::: Selected extract :::

# Bench Shirt 101



## K1 (Dec 7, 2012)

Bench Shirt 101; or what I’ve learned from Metal Militia.
By Jim Wendler

It is no secret that Bill Crawford and the Metal Militia are the undisputed kings of the bench press. They have taken the bench shirt to new levels. Not only have they revolutionized how to put the shirt on, but they have learned how to correctly bench with a shirt. The bench shirt is a difficult thing to master and is probably the most frustrating piece of equipment in the powerlifter’s arsenal. I am by no means a master of the bench shirt. In fact, I’m in the same boat as most of you. I can’t count the number conversations that I’ve had with other powerlifters on how to use a shirt and (more importantly) how to use it correctly.

Earlier this year, I had the chance to attend a seminar given at Nazareth Barbell by Mike Miller and Bill Crawford. This was a great experience and I came away with a ton of great information and a new gym PR. Coming home, I was excited to begin teaching myself and others what I’ve learned. Unfortunately, there was a lot of information and a lot to go over and digest. With the help of Bill, Mike, Dave Tate and Bob Youngs, I started trying some of the new techniques. Here is a brief overview on what I learned. Remember that this is second hand information. Some of it may be slightly skewed but this should help you get started.

:::

= Task list =
**1)** Reproduce word for word the stretch of the bench shirt article from "By Jim Wendler" through "use it correctly.".
**2)** Condense the paragraph of the bench shirt article that begins "Earlier this year, I had the chance" into a shorter version that keeps its main facts.
**3)** Extend the bench shirt article, picking up right after its last sentence.

::: Data provided :::

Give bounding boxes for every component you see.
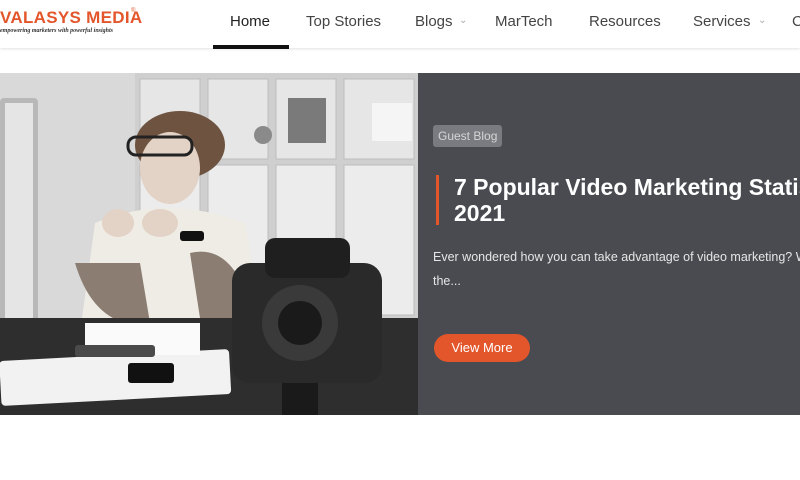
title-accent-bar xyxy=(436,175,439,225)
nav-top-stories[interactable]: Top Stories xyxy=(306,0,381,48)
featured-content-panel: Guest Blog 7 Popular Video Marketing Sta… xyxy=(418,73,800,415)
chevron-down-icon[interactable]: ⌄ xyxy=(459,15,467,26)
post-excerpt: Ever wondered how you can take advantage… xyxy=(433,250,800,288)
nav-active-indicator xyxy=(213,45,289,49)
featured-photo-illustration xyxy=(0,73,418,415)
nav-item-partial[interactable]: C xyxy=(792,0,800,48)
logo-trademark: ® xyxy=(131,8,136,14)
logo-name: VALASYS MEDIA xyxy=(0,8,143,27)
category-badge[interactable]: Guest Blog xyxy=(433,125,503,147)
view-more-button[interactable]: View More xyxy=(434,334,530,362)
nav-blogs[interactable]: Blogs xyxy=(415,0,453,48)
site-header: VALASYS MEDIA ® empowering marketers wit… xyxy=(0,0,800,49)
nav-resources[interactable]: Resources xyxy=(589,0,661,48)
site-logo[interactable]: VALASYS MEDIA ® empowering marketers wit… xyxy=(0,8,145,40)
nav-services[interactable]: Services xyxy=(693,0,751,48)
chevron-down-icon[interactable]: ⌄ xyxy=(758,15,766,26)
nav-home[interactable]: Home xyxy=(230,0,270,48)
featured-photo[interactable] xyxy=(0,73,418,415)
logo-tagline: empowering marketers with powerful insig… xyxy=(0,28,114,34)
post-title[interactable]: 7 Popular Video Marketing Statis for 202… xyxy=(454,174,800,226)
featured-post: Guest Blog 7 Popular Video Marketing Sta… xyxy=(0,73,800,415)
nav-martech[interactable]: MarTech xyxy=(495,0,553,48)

:::
::: Data provided :::

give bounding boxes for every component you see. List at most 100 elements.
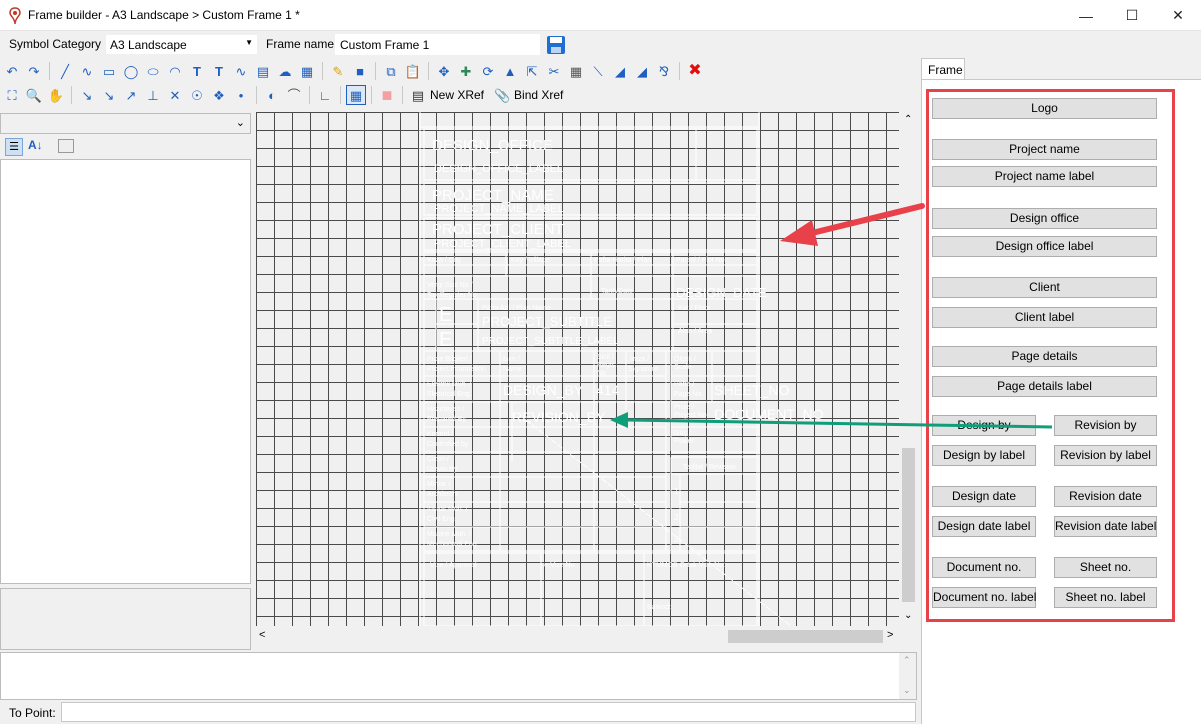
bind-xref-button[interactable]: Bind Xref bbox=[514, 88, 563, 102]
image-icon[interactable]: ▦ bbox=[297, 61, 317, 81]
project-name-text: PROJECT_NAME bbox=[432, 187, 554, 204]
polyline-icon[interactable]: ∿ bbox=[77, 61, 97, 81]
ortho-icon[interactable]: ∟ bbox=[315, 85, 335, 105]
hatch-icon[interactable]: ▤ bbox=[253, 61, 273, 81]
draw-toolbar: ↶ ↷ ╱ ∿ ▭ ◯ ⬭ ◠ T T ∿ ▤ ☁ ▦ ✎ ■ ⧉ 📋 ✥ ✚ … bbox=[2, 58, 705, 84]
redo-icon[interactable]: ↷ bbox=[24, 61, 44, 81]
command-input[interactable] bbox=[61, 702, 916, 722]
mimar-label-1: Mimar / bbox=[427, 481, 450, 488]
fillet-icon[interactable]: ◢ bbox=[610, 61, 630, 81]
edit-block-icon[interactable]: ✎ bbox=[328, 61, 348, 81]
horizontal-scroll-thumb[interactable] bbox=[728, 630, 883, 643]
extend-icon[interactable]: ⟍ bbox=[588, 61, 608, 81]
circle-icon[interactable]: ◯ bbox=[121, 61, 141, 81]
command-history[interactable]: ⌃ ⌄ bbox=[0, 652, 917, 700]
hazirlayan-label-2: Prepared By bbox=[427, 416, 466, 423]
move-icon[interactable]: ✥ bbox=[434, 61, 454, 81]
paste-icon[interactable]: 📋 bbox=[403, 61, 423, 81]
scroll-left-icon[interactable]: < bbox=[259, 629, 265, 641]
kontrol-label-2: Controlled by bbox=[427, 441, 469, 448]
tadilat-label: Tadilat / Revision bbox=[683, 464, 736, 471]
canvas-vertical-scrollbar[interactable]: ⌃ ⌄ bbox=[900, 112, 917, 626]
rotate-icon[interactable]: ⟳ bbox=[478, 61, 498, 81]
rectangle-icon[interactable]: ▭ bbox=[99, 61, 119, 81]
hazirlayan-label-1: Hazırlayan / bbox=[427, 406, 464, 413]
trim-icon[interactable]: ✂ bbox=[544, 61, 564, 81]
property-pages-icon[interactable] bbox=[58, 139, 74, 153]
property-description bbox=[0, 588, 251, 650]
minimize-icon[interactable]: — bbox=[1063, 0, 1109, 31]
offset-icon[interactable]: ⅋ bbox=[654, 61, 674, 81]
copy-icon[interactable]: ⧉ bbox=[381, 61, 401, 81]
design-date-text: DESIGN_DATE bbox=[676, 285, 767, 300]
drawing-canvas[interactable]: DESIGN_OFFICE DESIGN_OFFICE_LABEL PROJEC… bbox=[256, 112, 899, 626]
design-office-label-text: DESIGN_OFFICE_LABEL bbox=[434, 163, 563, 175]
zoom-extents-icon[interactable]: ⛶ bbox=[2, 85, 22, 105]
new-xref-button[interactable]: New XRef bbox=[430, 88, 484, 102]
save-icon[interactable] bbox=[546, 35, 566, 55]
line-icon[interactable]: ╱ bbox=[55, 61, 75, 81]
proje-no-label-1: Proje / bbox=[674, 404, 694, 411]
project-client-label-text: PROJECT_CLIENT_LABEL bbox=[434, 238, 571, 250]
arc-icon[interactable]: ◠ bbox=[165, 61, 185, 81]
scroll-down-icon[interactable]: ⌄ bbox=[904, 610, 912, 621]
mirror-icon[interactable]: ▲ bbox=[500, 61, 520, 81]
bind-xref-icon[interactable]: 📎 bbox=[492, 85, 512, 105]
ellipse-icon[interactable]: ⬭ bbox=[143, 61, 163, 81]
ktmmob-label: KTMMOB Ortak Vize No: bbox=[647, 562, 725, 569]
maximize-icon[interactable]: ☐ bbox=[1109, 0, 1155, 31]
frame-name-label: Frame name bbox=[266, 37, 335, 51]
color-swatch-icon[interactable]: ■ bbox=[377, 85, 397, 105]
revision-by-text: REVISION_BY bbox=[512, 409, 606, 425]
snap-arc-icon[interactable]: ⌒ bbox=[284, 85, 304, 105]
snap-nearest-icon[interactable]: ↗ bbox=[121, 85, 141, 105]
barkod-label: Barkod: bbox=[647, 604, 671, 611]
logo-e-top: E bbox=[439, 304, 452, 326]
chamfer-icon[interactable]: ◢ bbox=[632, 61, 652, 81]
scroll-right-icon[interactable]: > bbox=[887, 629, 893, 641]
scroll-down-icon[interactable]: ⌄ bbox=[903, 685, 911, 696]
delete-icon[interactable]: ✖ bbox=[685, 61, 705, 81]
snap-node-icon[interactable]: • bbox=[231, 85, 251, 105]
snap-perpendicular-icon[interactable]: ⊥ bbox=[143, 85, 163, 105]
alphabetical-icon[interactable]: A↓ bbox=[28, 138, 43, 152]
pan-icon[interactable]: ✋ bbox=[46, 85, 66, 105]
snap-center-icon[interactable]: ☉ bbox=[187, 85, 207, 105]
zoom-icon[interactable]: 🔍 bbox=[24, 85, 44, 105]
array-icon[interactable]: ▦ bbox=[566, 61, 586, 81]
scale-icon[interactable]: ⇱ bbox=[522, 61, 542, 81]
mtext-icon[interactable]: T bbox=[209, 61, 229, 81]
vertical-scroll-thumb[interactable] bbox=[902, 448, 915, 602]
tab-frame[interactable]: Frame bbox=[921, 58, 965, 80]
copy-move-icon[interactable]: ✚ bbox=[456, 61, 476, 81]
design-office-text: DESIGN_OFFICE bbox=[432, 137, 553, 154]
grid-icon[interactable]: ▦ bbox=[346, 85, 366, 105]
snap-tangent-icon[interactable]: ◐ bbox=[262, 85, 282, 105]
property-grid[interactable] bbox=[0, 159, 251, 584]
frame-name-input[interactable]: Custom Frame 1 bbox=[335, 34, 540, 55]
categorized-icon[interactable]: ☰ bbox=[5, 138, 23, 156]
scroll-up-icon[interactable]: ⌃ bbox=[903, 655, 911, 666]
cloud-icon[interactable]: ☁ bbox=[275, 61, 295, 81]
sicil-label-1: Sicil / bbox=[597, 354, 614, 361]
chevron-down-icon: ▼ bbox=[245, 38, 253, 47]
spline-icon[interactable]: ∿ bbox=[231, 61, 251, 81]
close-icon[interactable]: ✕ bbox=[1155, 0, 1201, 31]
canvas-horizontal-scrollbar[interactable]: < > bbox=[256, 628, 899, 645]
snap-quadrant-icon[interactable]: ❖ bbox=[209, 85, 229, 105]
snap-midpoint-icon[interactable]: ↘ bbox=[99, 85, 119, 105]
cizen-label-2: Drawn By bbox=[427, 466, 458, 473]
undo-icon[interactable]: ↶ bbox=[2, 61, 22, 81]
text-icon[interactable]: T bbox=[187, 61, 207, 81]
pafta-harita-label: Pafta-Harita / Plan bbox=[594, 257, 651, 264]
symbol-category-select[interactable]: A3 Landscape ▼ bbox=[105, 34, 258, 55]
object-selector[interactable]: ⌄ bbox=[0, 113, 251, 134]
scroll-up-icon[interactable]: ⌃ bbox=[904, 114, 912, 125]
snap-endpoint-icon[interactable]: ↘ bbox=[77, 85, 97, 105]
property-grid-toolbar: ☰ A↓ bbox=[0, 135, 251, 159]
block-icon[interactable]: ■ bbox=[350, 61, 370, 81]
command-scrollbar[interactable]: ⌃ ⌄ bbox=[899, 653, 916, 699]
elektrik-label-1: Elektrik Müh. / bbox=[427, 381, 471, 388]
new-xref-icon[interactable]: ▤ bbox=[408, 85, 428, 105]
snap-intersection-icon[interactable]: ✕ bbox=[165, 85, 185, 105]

:::
::: Data provided :::

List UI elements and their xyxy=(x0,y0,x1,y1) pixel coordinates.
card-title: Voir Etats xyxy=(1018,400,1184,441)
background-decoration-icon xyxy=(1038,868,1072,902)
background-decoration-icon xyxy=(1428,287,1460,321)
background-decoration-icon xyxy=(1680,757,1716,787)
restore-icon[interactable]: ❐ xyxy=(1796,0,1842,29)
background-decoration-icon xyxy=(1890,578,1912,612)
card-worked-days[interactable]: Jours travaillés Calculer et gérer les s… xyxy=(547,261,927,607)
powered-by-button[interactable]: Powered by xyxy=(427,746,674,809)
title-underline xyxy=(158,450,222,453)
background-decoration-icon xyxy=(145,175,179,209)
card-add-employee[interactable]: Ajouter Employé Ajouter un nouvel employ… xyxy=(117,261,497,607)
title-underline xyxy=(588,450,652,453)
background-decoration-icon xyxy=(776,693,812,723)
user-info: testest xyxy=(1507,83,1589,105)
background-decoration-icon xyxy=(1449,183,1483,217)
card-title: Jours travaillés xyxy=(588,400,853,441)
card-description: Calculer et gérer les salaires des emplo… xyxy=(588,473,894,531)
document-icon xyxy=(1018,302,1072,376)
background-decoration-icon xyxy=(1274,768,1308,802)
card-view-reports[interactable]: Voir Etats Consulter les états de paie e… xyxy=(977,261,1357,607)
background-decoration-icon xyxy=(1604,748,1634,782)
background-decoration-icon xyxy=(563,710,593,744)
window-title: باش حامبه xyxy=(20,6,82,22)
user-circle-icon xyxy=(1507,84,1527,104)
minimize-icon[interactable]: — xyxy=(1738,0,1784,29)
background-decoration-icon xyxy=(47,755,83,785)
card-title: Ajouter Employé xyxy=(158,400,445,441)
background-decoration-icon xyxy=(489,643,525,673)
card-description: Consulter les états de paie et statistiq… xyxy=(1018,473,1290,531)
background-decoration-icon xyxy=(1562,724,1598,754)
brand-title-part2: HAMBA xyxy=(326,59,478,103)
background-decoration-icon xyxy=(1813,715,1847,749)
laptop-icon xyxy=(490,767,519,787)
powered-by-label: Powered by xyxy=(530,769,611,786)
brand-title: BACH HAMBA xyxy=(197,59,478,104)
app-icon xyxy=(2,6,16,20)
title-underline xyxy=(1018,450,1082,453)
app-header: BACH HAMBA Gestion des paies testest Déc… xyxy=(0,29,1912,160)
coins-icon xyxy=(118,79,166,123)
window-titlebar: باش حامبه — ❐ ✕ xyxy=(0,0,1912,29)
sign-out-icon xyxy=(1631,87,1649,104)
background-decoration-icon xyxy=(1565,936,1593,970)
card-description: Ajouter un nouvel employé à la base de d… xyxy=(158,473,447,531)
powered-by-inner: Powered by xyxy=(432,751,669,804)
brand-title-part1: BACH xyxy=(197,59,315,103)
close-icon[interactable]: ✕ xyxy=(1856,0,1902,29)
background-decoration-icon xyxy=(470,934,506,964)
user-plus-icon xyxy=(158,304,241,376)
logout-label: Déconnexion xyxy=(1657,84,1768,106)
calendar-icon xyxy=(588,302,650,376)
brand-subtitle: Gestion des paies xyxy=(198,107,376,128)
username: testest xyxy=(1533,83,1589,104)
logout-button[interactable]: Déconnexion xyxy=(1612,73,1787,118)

:::

= Per-task outputs =
**1)**
By Jim Wendler

It is no secret that Bill Crawford and the Metal Militia are the undisputed kings of the bench press. They have taken the bench shirt to new levels. Not only have they revolutionized how to put the shirt on, but they have learned how to correctly bench with a shirt. The bench shirt is a difficult thing to master and is probably the most frustrating piece of equipment in the powerlifter’s arsenal. I am by no means a master of the bench shirt. In fact, I’m in the same boat as most of you. I can’t count the number conversations that I’ve had with other powerlifters on how to use a shirt and (more importantly) how to use it correctly.

**2)** Earlier this year the writer attended a seminar at Nazareth Barbell given by Mike Miller and Bill Crawford, coming away with a lot of useful information and a new gym PR. There was a great deal to digest. With help from Bill, Mike, Dave Tate and Bob Youngs, the writer began trying the new techniques. What follows is a brief overview of what was learned. It is secondhand and may be slightly skewed, but it should help readers get started.

**3)**
Putting the Bench Shirt on

1. Put your shirt on and have someone pull the shoulders on as tight and high as possible. Do this one shoulder at a time. The best way to do this is to have your partner pull on the back of the shirt while you lean forward. If the arms of your shirt are tight, it would benefit you to wiggle your arms back and forth. This will help pull the shirt on and place it in the correct position. Your partner may have to brace one of his arms on your middle back to give him better leverage.
2. Now that your shoulders are in the shirt, attach the Velcro straps on the back of the shirt very lightly. You do not want these to be tight. Usually, the bottom two straps are the only ones that are fastened.
3. Put your belt on. It should be loose at this point.
4. Have your partner stand in front of you. With your arms out in front of you, cross them so that the chest plate of your shirt develops “shirt cleavage”.
5. With your arms crossed, have your partner tug on the bottom of your shirt. This will eliminate the “shirt cleavage”.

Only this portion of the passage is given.